Stored items
+---+

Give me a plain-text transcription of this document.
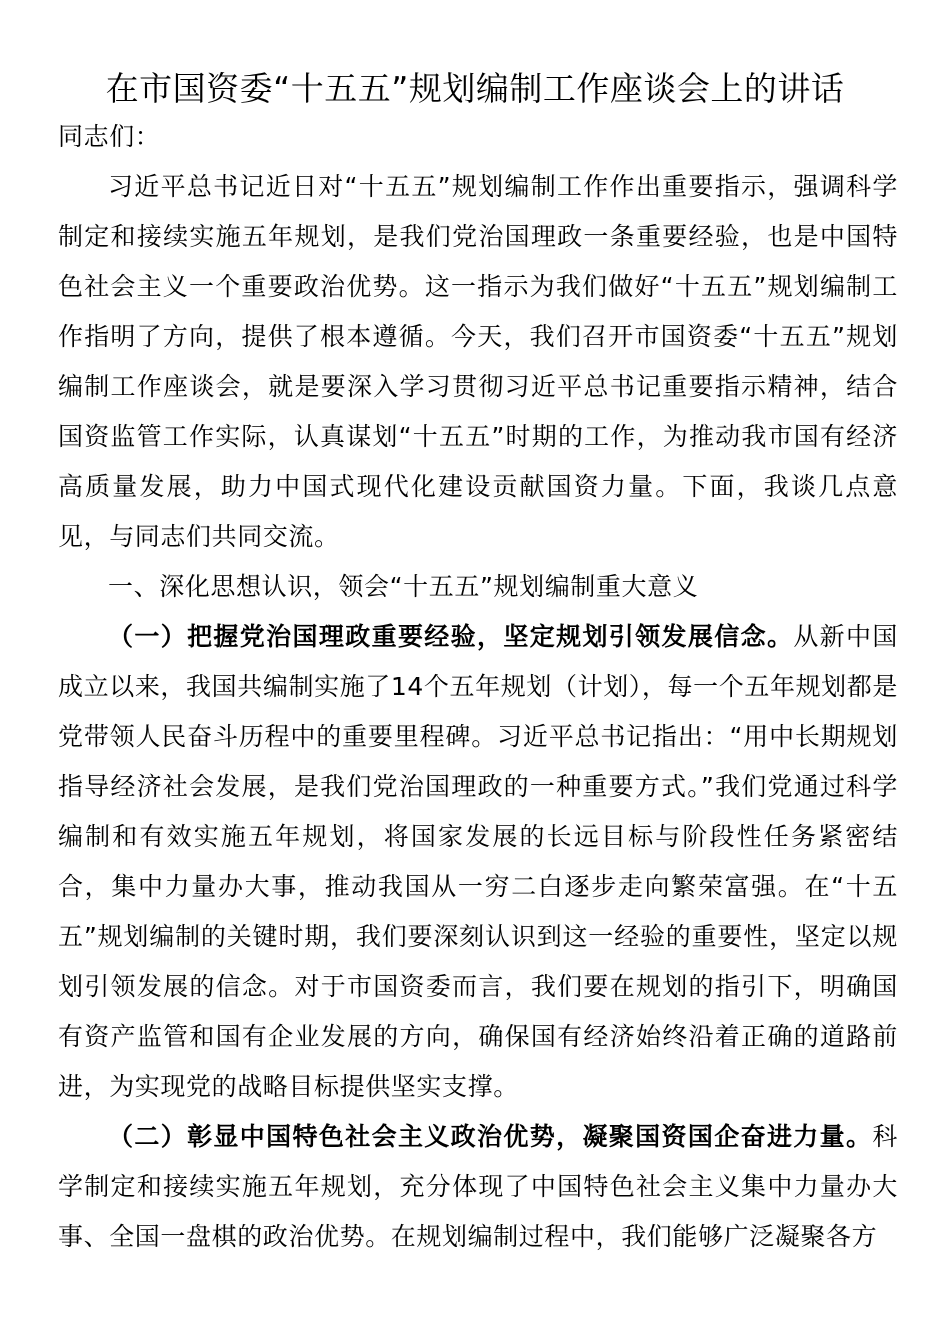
在市国资委“十五五”规划编制工作座谈会上的讲话

同志们：

习近平总书记近日对“十五五”规划编制工作作出重要指示，强调科学制定和接续实施五年规划，是我们党治国理政一条重要经验，也是中国特色社会主义一个重要政治优势。这一指示为我们做好“十五五”规划编制工作指明了方向，提供了根本遵循。今天，我们召开市国资委“十五五”规划编制工作座谈会，就是要深入学习贯彻习近平总书记重要指示精神，结合国资监管工作实际，认真谋划“十五五”时期的工作，为推动我市国有经济高质量发展，助力中国式现代化建设贡献国资力量。下面，我谈几点意见，与同志们共同交流。

一、深化思想认识，领会“十五五”规划编制重大意义

（一）把握党治国理政重要经验，坚定规划引领发展信念。从新中国成立以来，我国共编制实施了14个五年规划（计划），每一个五年规划都是党带领人民奋斗历程中的重要里程碑。习近平总书记指出：“用中长期规划指导经济社会发展，是我们党治国理政的一种重要方式。”我们党通过科学编制和有效实施五年规划，将国家发展的长远目标与阶段性任务紧密结合，集中力量办大事，推动我国从一穷二白逐步走向繁荣富强。在“十五五”规划编制的关键时期，我们要深刻认识到这一经验的重要性，坚定以规划引领发展的信念。对于市国资委而言，我们要在规划的指引下，明确国有资产监管和国有企业发展的方向，确保国有经济始终沿着正确的道路前进，为实现党的战略目标提供坚实支撑。

（二）彰显中国特色社会主义政治优势，凝聚国资国企奋进力量。科学制定和接续实施五年规划，充分体现了中国特色社会主义集中力量办大事、全国一盘棋的政治优势。在规划编制过程中，我们能够广泛凝聚各方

+---+

▸ AIM OF THE EXERCISE
Reproduce the whole listing word for word, setting aside any pictures.

▸ CORRECT RESPONSE
Give me a plain-text transcription of this document.
在市国资委“十五五”规划编制工作座谈会上的讲话

同志们：

习近平总书记近日对“十五五”规划编制工作作出重要指示，强调科学制定和接续实施五年规划，是我们党治国理政一条重要经验，也是中国特色社会主义一个重要政治优势。这一指示为我们做好“十五五”规划编制工作指明了方向，提供了根本遵循。今天，我们召开市国资委“十五五”规划编制工作座谈会，就是要深入学习贯彻习近平总书记重要指示精神，结合国资监管工作实际，认真谋划“十五五”时期的工作，为推动我市国有经济高质量发展，助力中国式现代化建设贡献国资力量。下面，我谈几点意见，与同志们共同交流。

一、深化思想认识，领会“十五五”规划编制重大意义

（一）把握党治国理政重要经验，坚定规划引领发展信念。从新中国成立以来，我国共编制实施了14个五年规划（计划），每一个五年规划都是党带领人民奋斗历程中的重要里程碑。习近平总书记指出：“用中长期规划指导经济社会发展，是我们党治国理政的一种重要方式。”我们党通过科学编制和有效实施五年规划，将国家发展的长远目标与阶段性任务紧密结合，集中力量办大事，推动我国从一穷二白逐步走向繁荣富强。在“十五五”规划编制的关键时期，我们要深刻认识到这一经验的重要性，坚定以规划引领发展的信念。对于市国资委而言，我们要在规划的指引下，明确国有资产监管和国有企业发展的方向，确保国有经济始终沿着正确的道路前进，为实现党的战略目标提供坚实支撑。

（二）彰显中国特色社会主义政治优势，凝聚国资国企奋进力量。科学制定和接续实施五年规划，充分体现了中国特色社会主义集中力量办大事、全国一盘棋的政治优势。在规划编制过程中，我们能够广泛凝聚各方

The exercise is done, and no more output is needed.